AIM OF THE EXERCISE: Output each entry that follows exactly. Images stay out.

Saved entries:
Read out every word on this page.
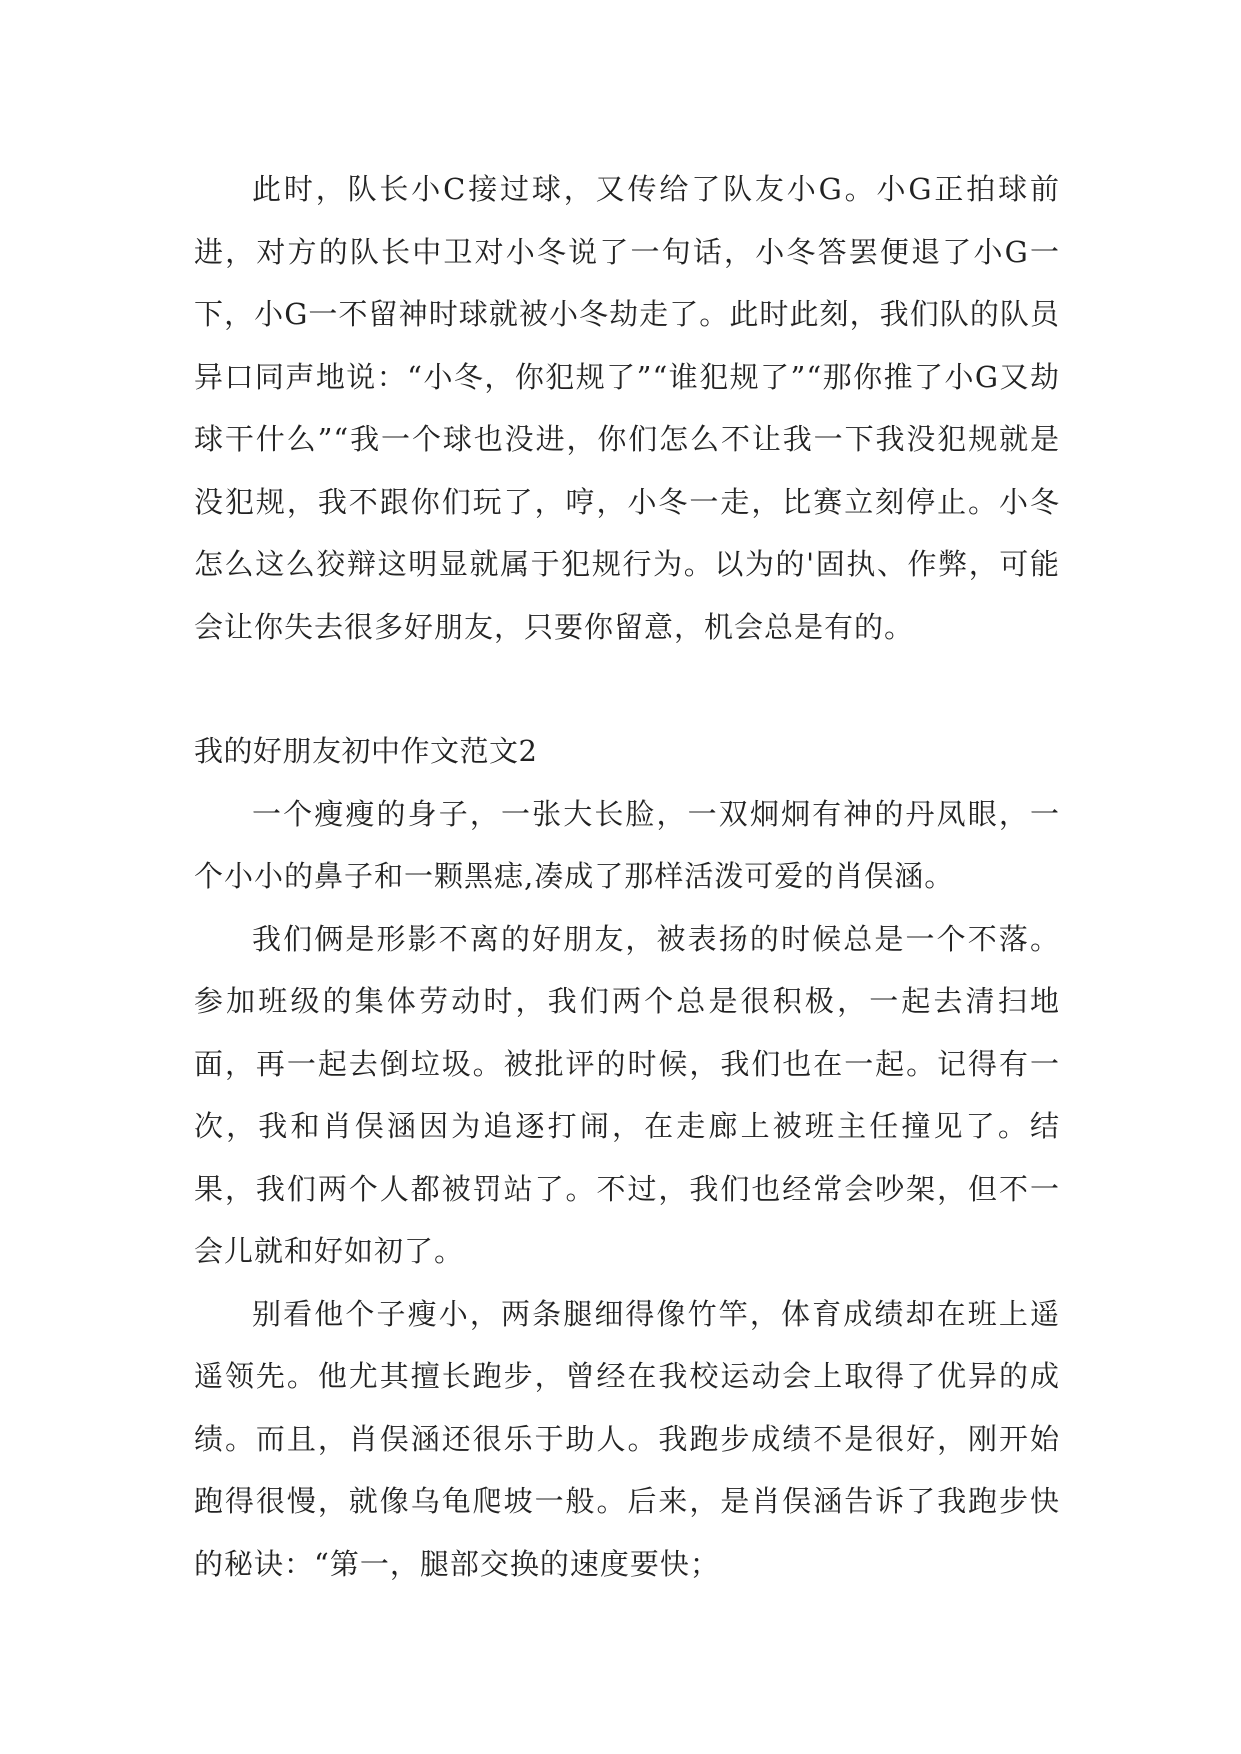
此时，队长小C接过球，又传给了队友小G。小G正拍球前进，对方的队长中卫对小冬说了一句话，小冬答罢便退了小G一下，小G一不留神时球就被小冬劫走了。此时此刻，我们队的队员异口同声地说：“小冬，你犯规了”“谁犯规了”“那你推了小G又劫球干什么”“我一个球也没进，你们怎么不让我一下我没犯规就是没犯规，我不跟你们玩了，哼，小冬一走，比赛立刻停止。小冬怎么这么狡辩这明显就属于犯规行为。以为的'固执、作弊，可能会让你失去很多好朋友，只要你留意，机会总是有的。

我的好朋友初中作文范文2

一个瘦瘦的身子，一张大长脸，一双炯炯有神的丹凤眼，一个小小的鼻子和一颗黑痣,凑成了那样活泼可爱的肖俣涵。

我们俩是形影不离的好朋友，被表扬的时候总是一个不落。参加班级的集体劳动时，我们两个总是很积极，一起去清扫地面，再一起去倒垃圾。被批评的时候，我们也在一起。记得有一次，我和肖俣涵因为追逐打闹，在走廊上被班主任撞见了。结果，我们两个人都被罚站了。不过，我们也经常会吵架，但不一会儿就和好如初了。

别看他个子瘦小，两条腿细得像竹竿，体育成绩却在班上遥遥领先。他尤其擅长跑步，曾经在我校运动会上取得了优异的成绩。而且，肖俣涵还很乐于助人。我跑步成绩不是很好，刚开始跑得很慢，就像乌龟爬坡一般。后来，是肖俣涵告诉了我跑步快的秘诀：“第一，腿部交换的速度要快；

OUTPUT OF THE EXERCISE:
Read out every word on this page.
此时，队长小C接过球，又传给了队友小G。小G正拍球前进，对方的队长中卫对小冬说了一句话，小冬答罢便退了小G一下，小G一不留神时球就被小冬劫走了。此时此刻，我们队的队员异口同声地说：“小冬，你犯规了”“谁犯规了”“那你推了小G又劫球干什么”“我一个球也没进，你们怎么不让我一下我没犯规就是没犯规，我不跟你们玩了，哼，小冬一走，比赛立刻停止。小冬怎么这么狡辩这明显就属于犯规行为。以为的'固执、作弊，可能会让你失去很多好朋友，只要你留意，机会总是有的。

我的好朋友初中作文范文2

一个瘦瘦的身子，一张大长脸，一双炯炯有神的丹凤眼，一个小小的鼻子和一颗黑痣,凑成了那样活泼可爱的肖俣涵。

我们俩是形影不离的好朋友，被表扬的时候总是一个不落。参加班级的集体劳动时，我们两个总是很积极，一起去清扫地面，再一起去倒垃圾。被批评的时候，我们也在一起。记得有一次，我和肖俣涵因为追逐打闹，在走廊上被班主任撞见了。结果，我们两个人都被罚站了。不过，我们也经常会吵架，但不一会儿就和好如初了。

别看他个子瘦小，两条腿细得像竹竿，体育成绩却在班上遥遥领先。他尤其擅长跑步，曾经在我校运动会上取得了优异的成绩。而且，肖俣涵还很乐于助人。我跑步成绩不是很好，刚开始跑得很慢，就像乌龟爬坡一般。后来，是肖俣涵告诉了我跑步快的秘诀：“第一，腿部交换的速度要快；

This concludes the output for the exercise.